*** Dataset records ***
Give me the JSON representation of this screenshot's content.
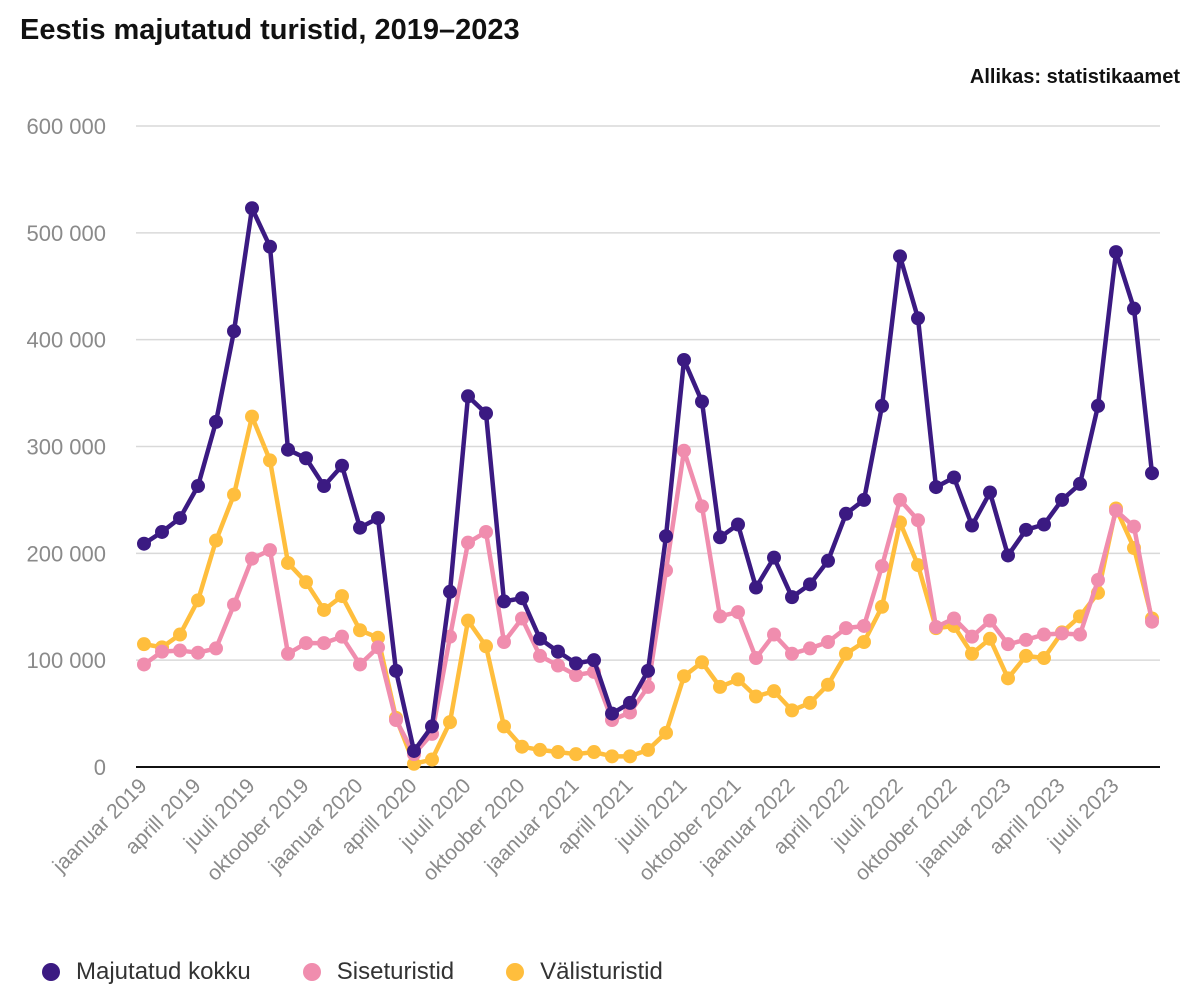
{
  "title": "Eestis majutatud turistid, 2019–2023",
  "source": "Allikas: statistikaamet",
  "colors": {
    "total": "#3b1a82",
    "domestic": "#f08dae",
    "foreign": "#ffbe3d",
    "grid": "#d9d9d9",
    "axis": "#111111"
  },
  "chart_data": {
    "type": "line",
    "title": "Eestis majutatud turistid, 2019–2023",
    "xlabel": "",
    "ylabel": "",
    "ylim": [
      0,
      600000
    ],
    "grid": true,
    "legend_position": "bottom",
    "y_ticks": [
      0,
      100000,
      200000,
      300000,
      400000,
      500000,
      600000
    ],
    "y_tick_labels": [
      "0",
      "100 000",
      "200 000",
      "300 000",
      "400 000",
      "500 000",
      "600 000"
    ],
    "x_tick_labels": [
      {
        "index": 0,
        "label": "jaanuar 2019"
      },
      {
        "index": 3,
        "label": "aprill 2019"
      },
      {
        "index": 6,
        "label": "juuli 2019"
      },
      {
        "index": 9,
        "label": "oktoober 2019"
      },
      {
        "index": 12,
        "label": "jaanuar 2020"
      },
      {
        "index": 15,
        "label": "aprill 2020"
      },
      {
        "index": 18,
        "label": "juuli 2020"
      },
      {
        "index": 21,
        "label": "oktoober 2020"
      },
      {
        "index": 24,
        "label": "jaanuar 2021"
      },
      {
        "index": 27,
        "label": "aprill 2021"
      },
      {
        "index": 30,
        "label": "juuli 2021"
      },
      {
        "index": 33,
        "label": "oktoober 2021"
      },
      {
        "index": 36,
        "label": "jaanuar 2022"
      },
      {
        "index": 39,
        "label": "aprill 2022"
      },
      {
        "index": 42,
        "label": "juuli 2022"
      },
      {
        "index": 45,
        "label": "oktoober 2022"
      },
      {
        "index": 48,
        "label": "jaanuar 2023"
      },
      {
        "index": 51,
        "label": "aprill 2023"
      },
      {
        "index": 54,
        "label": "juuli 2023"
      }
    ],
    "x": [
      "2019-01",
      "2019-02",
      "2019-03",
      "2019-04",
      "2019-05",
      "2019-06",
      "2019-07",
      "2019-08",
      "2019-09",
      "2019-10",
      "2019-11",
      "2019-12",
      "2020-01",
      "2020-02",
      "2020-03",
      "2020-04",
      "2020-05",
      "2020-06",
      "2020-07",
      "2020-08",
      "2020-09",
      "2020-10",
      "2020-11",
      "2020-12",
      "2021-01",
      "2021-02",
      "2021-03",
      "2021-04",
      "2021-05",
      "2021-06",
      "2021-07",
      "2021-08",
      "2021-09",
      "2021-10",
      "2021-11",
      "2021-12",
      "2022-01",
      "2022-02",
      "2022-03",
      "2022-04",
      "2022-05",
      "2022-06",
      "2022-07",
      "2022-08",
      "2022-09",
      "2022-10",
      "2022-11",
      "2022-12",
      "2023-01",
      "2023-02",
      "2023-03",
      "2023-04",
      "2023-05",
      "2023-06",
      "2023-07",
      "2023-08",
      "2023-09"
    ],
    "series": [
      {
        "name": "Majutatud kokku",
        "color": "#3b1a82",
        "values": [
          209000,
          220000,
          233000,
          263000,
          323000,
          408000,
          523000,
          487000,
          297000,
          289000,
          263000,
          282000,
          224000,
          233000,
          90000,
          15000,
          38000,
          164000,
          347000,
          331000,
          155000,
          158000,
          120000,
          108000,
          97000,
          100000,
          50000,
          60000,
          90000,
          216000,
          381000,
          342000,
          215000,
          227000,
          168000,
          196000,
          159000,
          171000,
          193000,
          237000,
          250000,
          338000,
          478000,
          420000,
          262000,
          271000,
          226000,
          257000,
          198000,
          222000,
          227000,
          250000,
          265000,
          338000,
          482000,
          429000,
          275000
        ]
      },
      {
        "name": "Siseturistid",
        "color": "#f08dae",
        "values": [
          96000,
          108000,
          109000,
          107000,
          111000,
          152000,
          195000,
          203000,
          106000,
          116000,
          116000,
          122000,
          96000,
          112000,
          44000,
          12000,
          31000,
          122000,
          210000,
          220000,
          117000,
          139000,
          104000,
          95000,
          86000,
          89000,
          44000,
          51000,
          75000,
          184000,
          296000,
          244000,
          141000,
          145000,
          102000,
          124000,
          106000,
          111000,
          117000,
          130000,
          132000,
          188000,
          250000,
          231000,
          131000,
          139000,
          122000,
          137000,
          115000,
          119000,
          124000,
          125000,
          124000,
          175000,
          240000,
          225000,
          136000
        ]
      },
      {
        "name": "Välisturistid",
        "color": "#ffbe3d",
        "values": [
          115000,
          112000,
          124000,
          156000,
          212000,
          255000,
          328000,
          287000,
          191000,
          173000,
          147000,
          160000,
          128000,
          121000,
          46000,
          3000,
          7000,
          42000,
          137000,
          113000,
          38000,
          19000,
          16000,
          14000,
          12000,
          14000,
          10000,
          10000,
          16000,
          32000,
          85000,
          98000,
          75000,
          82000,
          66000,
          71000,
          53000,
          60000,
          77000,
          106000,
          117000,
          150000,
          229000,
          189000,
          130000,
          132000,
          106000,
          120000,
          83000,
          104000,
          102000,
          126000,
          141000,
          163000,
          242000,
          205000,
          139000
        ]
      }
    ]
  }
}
***
*Problem statement*
Set the pictures aside and transcribe the data above exactly.

*Task output*
Give me the JSON representation of this screenshot's content.
{
  "title": "Eestis majutatud turistid, 2019–2023",
  "source": "Allikas: statistikaamet",
  "colors": {
    "total": "#3b1a82",
    "domestic": "#f08dae",
    "foreign": "#ffbe3d",
    "grid": "#d9d9d9",
    "axis": "#111111"
  },
  "chart_data": {
    "type": "line",
    "title": "Eestis majutatud turistid, 2019–2023",
    "xlabel": "",
    "ylabel": "",
    "ylim": [
      0,
      600000
    ],
    "grid": true,
    "legend_position": "bottom",
    "y_ticks": [
      0,
      100000,
      200000,
      300000,
      400000,
      500000,
      600000
    ],
    "y_tick_labels": [
      "0",
      "100 000",
      "200 000",
      "300 000",
      "400 000",
      "500 000",
      "600 000"
    ],
    "x_tick_labels": [
      {
        "index": 0,
        "label": "jaanuar 2019"
      },
      {
        "index": 3,
        "label": "aprill 2019"
      },
      {
        "index": 6,
        "label": "juuli 2019"
      },
      {
        "index": 9,
        "label": "oktoober 2019"
      },
      {
        "index": 12,
        "label": "jaanuar 2020"
      },
      {
        "index": 15,
        "label": "aprill 2020"
      },
      {
        "index": 18,
        "label": "juuli 2020"
      },
      {
        "index": 21,
        "label": "oktoober 2020"
      },
      {
        "index": 24,
        "label": "jaanuar 2021"
      },
      {
        "index": 27,
        "label": "aprill 2021"
      },
      {
        "index": 30,
        "label": "juuli 2021"
      },
      {
        "index": 33,
        "label": "oktoober 2021"
      },
      {
        "index": 36,
        "label": "jaanuar 2022"
      },
      {
        "index": 39,
        "label": "aprill 2022"
      },
      {
        "index": 42,
        "label": "juuli 2022"
      },
      {
        "index": 45,
        "label": "oktoober 2022"
      },
      {
        "index": 48,
        "label": "jaanuar 2023"
      },
      {
        "index": 51,
        "label": "aprill 2023"
      },
      {
        "index": 54,
        "label": "juuli 2023"
      }
    ],
    "x": [
      "2019-01",
      "2019-02",
      "2019-03",
      "2019-04",
      "2019-05",
      "2019-06",
      "2019-07",
      "2019-08",
      "2019-09",
      "2019-10",
      "2019-11",
      "2019-12",
      "2020-01",
      "2020-02",
      "2020-03",
      "2020-04",
      "2020-05",
      "2020-06",
      "2020-07",
      "2020-08",
      "2020-09",
      "2020-10",
      "2020-11",
      "2020-12",
      "2021-01",
      "2021-02",
      "2021-03",
      "2021-04",
      "2021-05",
      "2021-06",
      "2021-07",
      "2021-08",
      "2021-09",
      "2021-10",
      "2021-11",
      "2021-12",
      "2022-01",
      "2022-02",
      "2022-03",
      "2022-04",
      "2022-05",
      "2022-06",
      "2022-07",
      "2022-08",
      "2022-09",
      "2022-10",
      "2022-11",
      "2022-12",
      "2023-01",
      "2023-02",
      "2023-03",
      "2023-04",
      "2023-05",
      "2023-06",
      "2023-07",
      "2023-08",
      "2023-09"
    ],
    "series": [
      {
        "name": "Majutatud kokku",
        "color": "#3b1a82",
        "values": [
          209000,
          220000,
          233000,
          263000,
          323000,
          408000,
          523000,
          487000,
          297000,
          289000,
          263000,
          282000,
          224000,
          233000,
          90000,
          15000,
          38000,
          164000,
          347000,
          331000,
          155000,
          158000,
          120000,
          108000,
          97000,
          100000,
          50000,
          60000,
          90000,
          216000,
          381000,
          342000,
          215000,
          227000,
          168000,
          196000,
          159000,
          171000,
          193000,
          237000,
          250000,
          338000,
          478000,
          420000,
          262000,
          271000,
          226000,
          257000,
          198000,
          222000,
          227000,
          250000,
          265000,
          338000,
          482000,
          429000,
          275000
        ]
      },
      {
        "name": "Siseturistid",
        "color": "#f08dae",
        "values": [
          96000,
          108000,
          109000,
          107000,
          111000,
          152000,
          195000,
          203000,
          106000,
          116000,
          116000,
          122000,
          96000,
          112000,
          44000,
          12000,
          31000,
          122000,
          210000,
          220000,
          117000,
          139000,
          104000,
          95000,
          86000,
          89000,
          44000,
          51000,
          75000,
          184000,
          296000,
          244000,
          141000,
          145000,
          102000,
          124000,
          106000,
          111000,
          117000,
          130000,
          132000,
          188000,
          250000,
          231000,
          131000,
          139000,
          122000,
          137000,
          115000,
          119000,
          124000,
          125000,
          124000,
          175000,
          240000,
          225000,
          136000
        ]
      },
      {
        "name": "Välisturistid",
        "color": "#ffbe3d",
        "values": [
          115000,
          112000,
          124000,
          156000,
          212000,
          255000,
          328000,
          287000,
          191000,
          173000,
          147000,
          160000,
          128000,
          121000,
          46000,
          3000,
          7000,
          42000,
          137000,
          113000,
          38000,
          19000,
          16000,
          14000,
          12000,
          14000,
          10000,
          10000,
          16000,
          32000,
          85000,
          98000,
          75000,
          82000,
          66000,
          71000,
          53000,
          60000,
          77000,
          106000,
          117000,
          150000,
          229000,
          189000,
          130000,
          132000,
          106000,
          120000,
          83000,
          104000,
          102000,
          126000,
          141000,
          163000,
          242000,
          205000,
          139000
        ]
      }
    ]
  }
}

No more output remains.